• **Task instructions**
Print the listing below in its entirety, character for character.

++++++++++

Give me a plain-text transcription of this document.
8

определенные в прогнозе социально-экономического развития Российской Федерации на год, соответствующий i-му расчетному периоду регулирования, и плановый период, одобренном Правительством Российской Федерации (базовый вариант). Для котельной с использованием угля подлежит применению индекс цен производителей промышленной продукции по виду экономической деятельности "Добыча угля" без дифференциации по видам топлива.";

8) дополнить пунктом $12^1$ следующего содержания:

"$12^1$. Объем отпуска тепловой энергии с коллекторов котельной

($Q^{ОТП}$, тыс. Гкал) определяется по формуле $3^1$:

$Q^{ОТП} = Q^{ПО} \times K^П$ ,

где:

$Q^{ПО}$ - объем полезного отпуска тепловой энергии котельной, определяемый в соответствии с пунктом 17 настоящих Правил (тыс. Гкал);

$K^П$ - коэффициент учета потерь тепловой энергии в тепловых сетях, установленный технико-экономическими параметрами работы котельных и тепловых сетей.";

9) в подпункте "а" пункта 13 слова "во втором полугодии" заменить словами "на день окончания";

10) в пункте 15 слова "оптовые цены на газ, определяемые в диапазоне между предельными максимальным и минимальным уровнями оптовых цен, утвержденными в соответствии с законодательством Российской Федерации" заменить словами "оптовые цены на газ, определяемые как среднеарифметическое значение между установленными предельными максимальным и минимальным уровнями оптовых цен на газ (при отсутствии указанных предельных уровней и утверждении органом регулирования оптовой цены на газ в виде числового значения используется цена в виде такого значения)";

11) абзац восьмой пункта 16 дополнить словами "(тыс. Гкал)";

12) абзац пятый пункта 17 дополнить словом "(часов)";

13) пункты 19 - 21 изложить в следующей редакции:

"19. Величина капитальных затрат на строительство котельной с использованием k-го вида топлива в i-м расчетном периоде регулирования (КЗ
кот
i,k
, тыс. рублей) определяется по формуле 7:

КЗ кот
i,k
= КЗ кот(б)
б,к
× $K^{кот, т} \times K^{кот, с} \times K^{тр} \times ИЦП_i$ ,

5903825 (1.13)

++++++++++

• **Answer for this exercise**
Give me a plain-text transcription of this document.
8

определенные в прогнозе социально-экономического развития Российской Федерации на год, соответствующий i-му расчетному периоду регулирования, и плановый период, одобренном Правительством Российской Федерации (базовый вариант). Для котельной с использованием угля подлежит применению индекс цен производителей промышленной продукции по виду экономической деятельности "Добыча угля" без дифференциации по видам топлива.";

8) дополнить пунктом $12^1$ следующего содержания:

"$12^1$. Объем отпуска тепловой энергии с коллекторов котельной

($Q^{ОТП}$, тыс. Гкал) определяется по формуле $3^1$:

$Q^{ОТП} = Q^{ПО} \times K^П$ ,

где:

$Q^{ПО}$ - объем полезного отпуска тепловой энергии котельной, определяемый в соответствии с пунктом 17 настоящих Правил (тыс. Гкал);

$K^П$ - коэффициент учета потерь тепловой энергии в тепловых сетях, установленный технико-экономическими параметрами работы котельных и тепловых сетей.";

9) в подпункте "а" пункта 13 слова "во втором полугодии" заменить словами "на день окончания";

10) в пункте 15 слова "оптовые цены на газ, определяемые в диапазоне между предельными максимальным и минимальным уровнями оптовых цен, утвержденными в соответствии с законодательством Российской Федерации" заменить словами "оптовые цены на газ, определяемые как среднеарифметическое значение между установленными предельными максимальным и минимальным уровнями оптовых цен на газ (при отсутствии указанных предельных уровней и утверждении органом регулирования оптовой цены на газ в виде числового значения используется цена в виде такого значения)";

11) абзац восьмой пункта 16 дополнить словами "(тыс. Гкал)";

12) абзац пятый пункта 17 дополнить словом "(часов)";

13) пункты 19 - 21 изложить в следующей редакции:

"19. Величина капитальных затрат на строительство котельной с использованием k-го вида топлива в i-м расчетном периоде регулирования (КЗ
кот
i,k
, тыс. рублей) определяется по формуле 7:

КЗ кот
i,k
= КЗ кот(б)
б,к
× $K^{кот, т} \times K^{кот, с} \times K^{тр} \times ИЦП_i$ ,

5903825 (1.13)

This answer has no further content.